-- Start of DATA EXCERPTS --
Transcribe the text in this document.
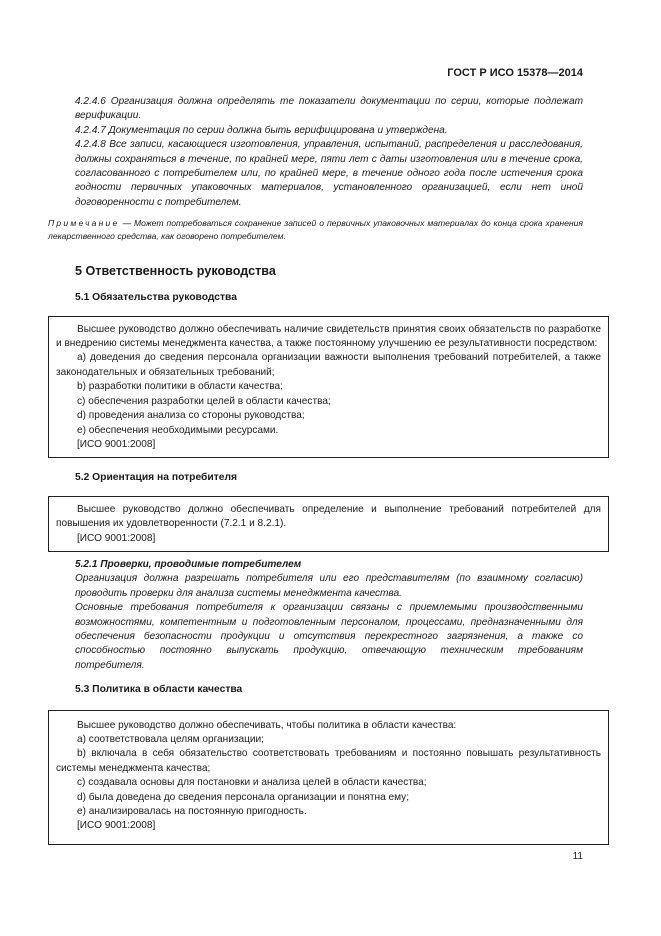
ГОСТ Р ИСО 15378—2014

4.2.4.6 Организация должна определять те показатели документации по серии, которые подлежат верификации.

4.2.4.7 Документация по серии должна быть верифицирована и утверждена.

4.2.4.8 Все записи, касающиеся изготовления, управления, испытаний, распределения и расследования, должны сохраняться в течение, по крайней мере, пяти лет с даты изготовления или в течение срока, согласованного с потребителем или, по крайней мере, в течение одного года после истечения срока годности первичных упаковочных материалов, установленного организацией, если нет иной договоренности с потребителем.

Примечание — Может потребоваться сохранение записей о первичных упаковочных материалах до конца срока хранения лекарственного средства, как оговорено потребителем.

5 Ответственность руководства
5.1 Обязательства руководства

Высшее руководство должно обеспечивать наличие свидетельств принятия своих обязательств по разработке и внедрению системы менеджмента качества, а также постоянному улучшению ее результативности посредством:

a) доведения до сведения персонала организации важности выполнения требований потребителей, а также законодательных и обязательных требований;

b) разработки политики в области качества;

c) обеспечения разработки целей в области качества;

d) проведения анализа со стороны руководства;

e) обеспечения необходимыми ресурсами.

[ИСО 9001:2008]

5.2 Ориентация на потребителя

Высшее руководство должно обеспечивать определение и выполнение требований потребителей для повышения их удовлетворенности (7.2.1 и 8.2.1).

[ИСО 9001:2008]

5.2.1 Проверки, проводимые потребителем

Организация должна разрешать потребителя или его представителям (по взаимному согласию) проводить проверки для анализа системы менеджмента качества.

Основные требования потребителя к организации связаны с приемлемыми производственными возможностями, компетентным и подготовленным персоналом, процессами, предназначенными для обеспечения безопасности продукции и отсутствия перекрестного загрязнения, а также со способностью постоянно выпускать продукцию, отвечающую техническим требованиям потребителя.

5.3 Политика в области качества

Высшее руководство должно обеспечивать, чтобы политика в области качества:

a) соответствовала целям организации;

b) включала в себя обязательство соответствовать требованиям и постоянно повышать результативность системы менеджмента качества;

c) создавала основы для постановки и анализа целей в области качества;

d) была доведена до сведения персонала организации и понятна ему;

e) анализировалась на постоянную пригодность.

[ИСО 9001:2008]

11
-- End of DATA EXCERPTS --
WHAT IS EXPECTED -
Write only the number of lines in the records that include the word "первичных".

EXERCISE RESULT -
2